* [Set problem]:
In the passage below about aid pledged to Gaza at the Sharm El-Sheikh conference, which country was the largest donor, and how much did it pledge?

* [Text passage]:
━━━

Following the 2008–2009 Israel–Gaza conflict, an international conference took place on 2 March 2009 in Sharm El-Sheikh, Egypt, where donor countries and international bodies pledged almost US$4.5 billion for humanitarian and reconstruction aid for the Gaza Strip. These funds bypassed Hamas, with the PA in collaboration with the donor community taking the lead in delivering and distributing the funds. Damage from the Israeli offensive was estimated to be almost $2 billion. However, actual transfers of aid had been beset by difficulties.

Pledges
Donors pledged US$4.481 billion at the Sharm el-Sheikh conference to help the Palestinian economy and rebuild the Gaza Strip. The biggest donor was Saudi Arabia with $1 billion, followed by the United States with $900 million, a third for humanitarian aid to the Gaza Strip and the rest to assist the Palestinian Authority of President Mahmoud Abbas. The conference was criticized by Iran.

Donations

Note, no entry in the "Donation worth (USD)" column indicates the amount is presently unknown.

Difficulties

Hamas confiscation and obstruction of aid
On 12 January, Hamas raided some 100 aid trucks entering Gaza, stole their contents and sold them to the highest bidders. On 20 January, gunmen from Hamas' armed wing seized 12 trucks loaded with humanitarian aid that had been donated by the Jordanian government to the Palestinians in the Gaza Strip, according to Jordanian and Palestinian Authority officials.

On 3 February, 3,500 blankets and over 400 food parcels were confiscated by Hamas police personnel from an UNRWA distribution center. On the following day, the UN Emergency Relief Coordinator demanded that the aid be returned immediately. In a separate incident on 5 February, Hamas seized 200 tons of food from UNRWA aid supplies. The following day, UNRWA suspended its activities in Gaza. Hamas issued a statement stating that the incident was a misunderstanding between the drivers of the trucks and had been resolved through direct contact with the UNRWA. On 9 February, UNRWA lifted the suspension on the movement of its humanitarian supplies into Gaza, after the Hamas authorities returned all of the aid supplies confiscated.

━━━

* [Information supplied]:
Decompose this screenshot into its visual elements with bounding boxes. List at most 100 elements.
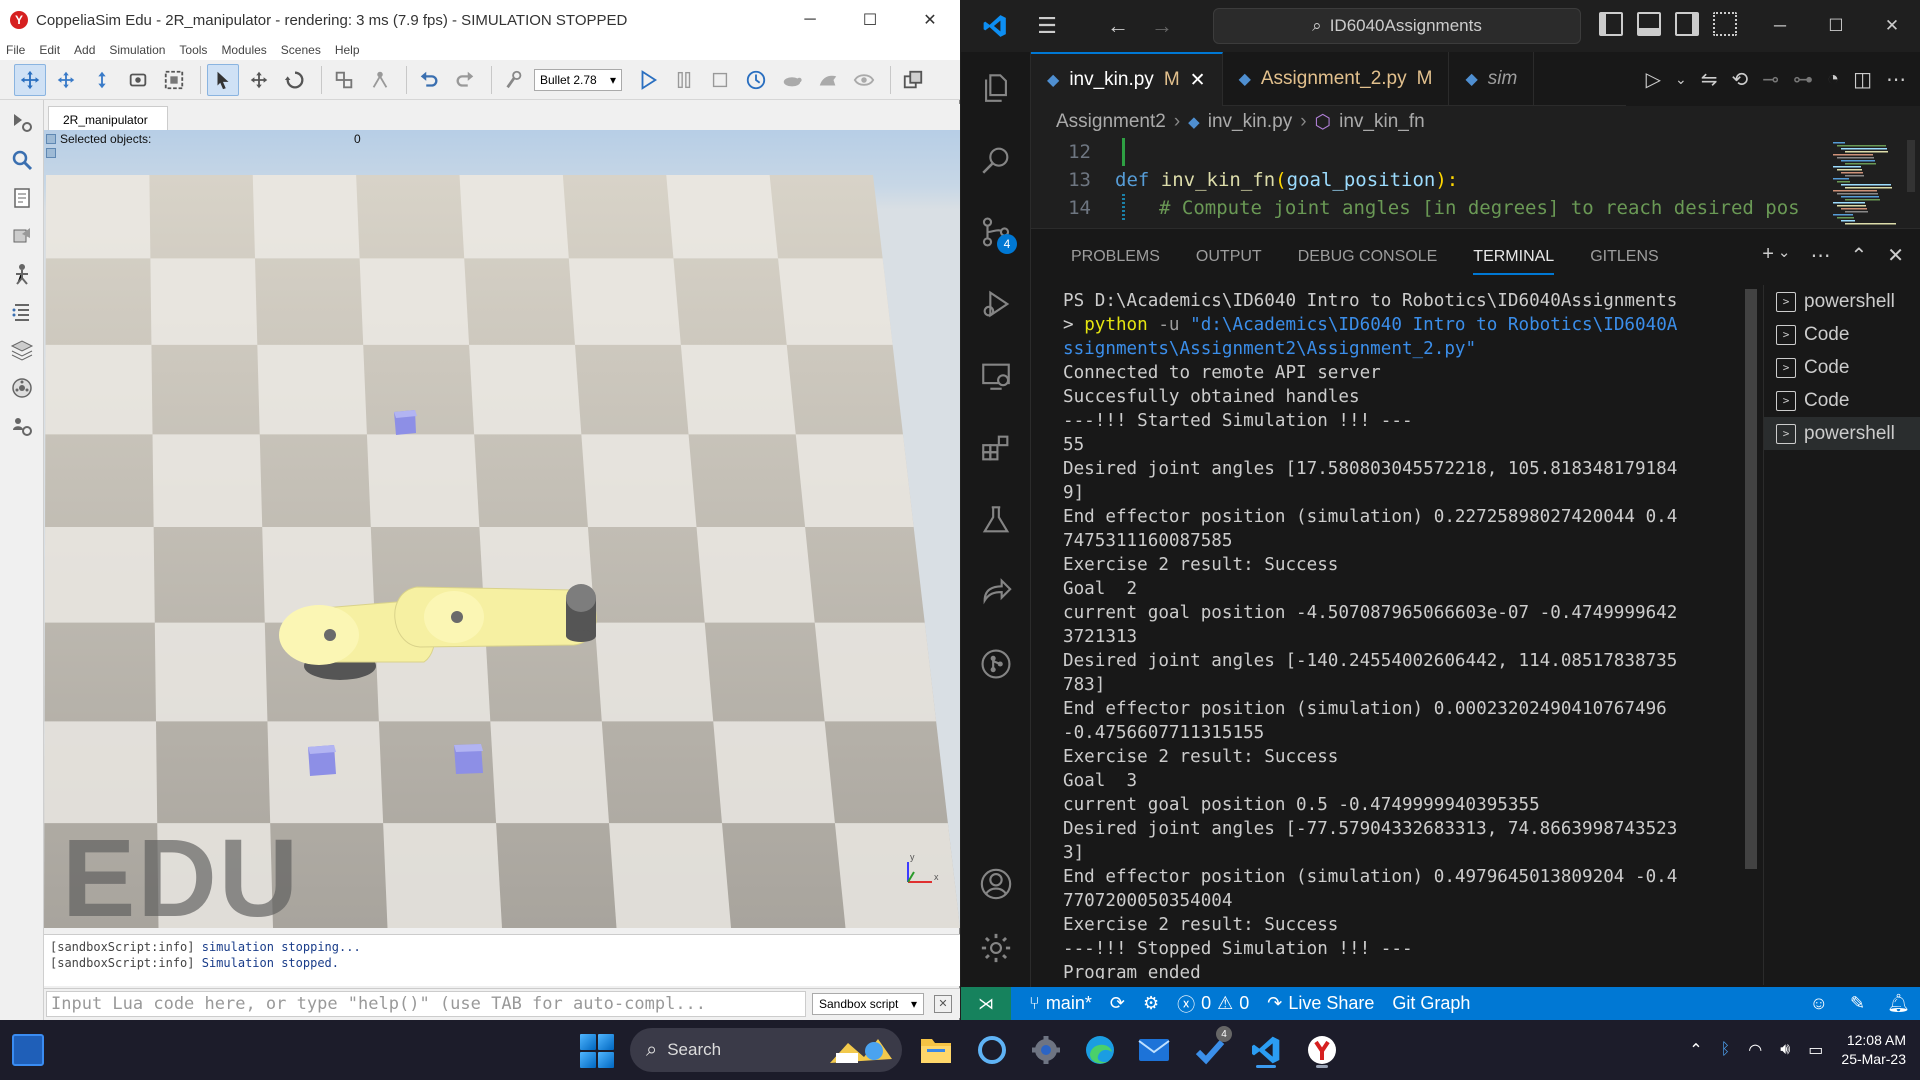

━━━

* [The reply]:
Saudi Arabia, with $1 billion.